→ **TASK REQUIREMENTS**
Reproduce the records from their first line through the line containing "100, 62, 130]", including both of those lines and changing nothing.

Region annotation records:
⟨

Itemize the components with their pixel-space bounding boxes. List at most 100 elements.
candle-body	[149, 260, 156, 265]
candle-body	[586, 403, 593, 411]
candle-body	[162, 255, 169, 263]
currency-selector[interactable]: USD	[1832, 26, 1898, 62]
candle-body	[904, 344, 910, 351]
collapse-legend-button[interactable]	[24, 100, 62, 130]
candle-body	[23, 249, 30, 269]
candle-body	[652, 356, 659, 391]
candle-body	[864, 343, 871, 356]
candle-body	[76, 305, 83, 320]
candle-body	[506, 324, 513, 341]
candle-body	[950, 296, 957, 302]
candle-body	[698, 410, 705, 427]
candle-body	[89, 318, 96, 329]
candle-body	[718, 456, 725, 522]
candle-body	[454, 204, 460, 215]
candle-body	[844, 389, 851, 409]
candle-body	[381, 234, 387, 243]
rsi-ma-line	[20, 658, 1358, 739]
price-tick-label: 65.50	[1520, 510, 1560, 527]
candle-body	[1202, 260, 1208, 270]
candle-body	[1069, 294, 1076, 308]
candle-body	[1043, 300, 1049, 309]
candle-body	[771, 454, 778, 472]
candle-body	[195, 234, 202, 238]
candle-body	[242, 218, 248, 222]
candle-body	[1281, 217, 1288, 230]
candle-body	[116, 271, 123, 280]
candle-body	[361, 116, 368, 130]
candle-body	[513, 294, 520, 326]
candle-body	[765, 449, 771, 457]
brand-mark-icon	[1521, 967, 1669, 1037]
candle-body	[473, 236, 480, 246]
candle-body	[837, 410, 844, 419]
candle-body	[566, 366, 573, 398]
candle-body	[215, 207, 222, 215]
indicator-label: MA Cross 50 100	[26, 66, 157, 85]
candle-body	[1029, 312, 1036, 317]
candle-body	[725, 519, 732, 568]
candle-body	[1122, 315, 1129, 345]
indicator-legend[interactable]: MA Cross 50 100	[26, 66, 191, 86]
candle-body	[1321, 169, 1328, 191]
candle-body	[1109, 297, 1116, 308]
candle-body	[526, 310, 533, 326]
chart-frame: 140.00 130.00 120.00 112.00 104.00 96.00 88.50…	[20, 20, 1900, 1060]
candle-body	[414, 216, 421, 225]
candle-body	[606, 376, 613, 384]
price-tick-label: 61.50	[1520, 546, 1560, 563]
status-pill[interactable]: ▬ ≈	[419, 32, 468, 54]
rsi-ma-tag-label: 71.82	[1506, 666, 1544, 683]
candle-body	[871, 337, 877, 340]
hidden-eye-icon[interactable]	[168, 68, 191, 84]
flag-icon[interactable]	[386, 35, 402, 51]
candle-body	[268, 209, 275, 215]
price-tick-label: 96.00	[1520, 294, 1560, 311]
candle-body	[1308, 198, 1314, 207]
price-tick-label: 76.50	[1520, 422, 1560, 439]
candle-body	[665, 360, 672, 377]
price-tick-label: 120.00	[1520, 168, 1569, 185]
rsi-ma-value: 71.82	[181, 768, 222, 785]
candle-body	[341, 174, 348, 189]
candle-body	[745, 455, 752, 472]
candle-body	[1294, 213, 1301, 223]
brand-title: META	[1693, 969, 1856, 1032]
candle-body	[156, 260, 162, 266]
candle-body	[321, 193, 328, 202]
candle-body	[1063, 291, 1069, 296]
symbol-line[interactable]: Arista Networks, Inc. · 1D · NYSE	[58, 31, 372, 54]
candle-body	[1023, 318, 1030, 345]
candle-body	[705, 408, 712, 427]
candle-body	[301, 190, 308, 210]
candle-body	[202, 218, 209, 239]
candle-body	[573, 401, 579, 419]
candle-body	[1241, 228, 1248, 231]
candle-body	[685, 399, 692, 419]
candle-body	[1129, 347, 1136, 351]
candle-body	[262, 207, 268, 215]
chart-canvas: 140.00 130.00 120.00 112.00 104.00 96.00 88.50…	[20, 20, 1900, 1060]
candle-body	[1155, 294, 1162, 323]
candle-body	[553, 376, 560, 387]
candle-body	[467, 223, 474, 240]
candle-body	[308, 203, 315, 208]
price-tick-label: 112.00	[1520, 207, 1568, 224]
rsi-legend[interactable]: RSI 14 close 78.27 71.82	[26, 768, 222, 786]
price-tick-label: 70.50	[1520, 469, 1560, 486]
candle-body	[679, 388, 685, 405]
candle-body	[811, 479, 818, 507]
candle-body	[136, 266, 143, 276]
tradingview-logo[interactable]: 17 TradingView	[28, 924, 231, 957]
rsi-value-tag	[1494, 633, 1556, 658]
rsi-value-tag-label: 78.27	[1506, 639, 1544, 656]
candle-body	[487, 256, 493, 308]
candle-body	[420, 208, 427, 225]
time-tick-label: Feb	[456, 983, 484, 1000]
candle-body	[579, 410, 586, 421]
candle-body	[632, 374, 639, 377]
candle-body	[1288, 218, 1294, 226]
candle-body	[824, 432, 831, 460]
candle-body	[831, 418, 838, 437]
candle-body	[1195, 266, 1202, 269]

⟩

→ **FINISHED ANSWER**
Itemize the components with their pixel-space bounding boxes. List at most 100 elements.
candle-body	[149, 260, 156, 265]
candle-body	[586, 403, 593, 411]
candle-body	[162, 255, 169, 263]
currency-selector[interactable]: USD	[1832, 26, 1898, 62]
candle-body	[904, 344, 910, 351]
collapse-legend-button[interactable]	[24, 100, 62, 130]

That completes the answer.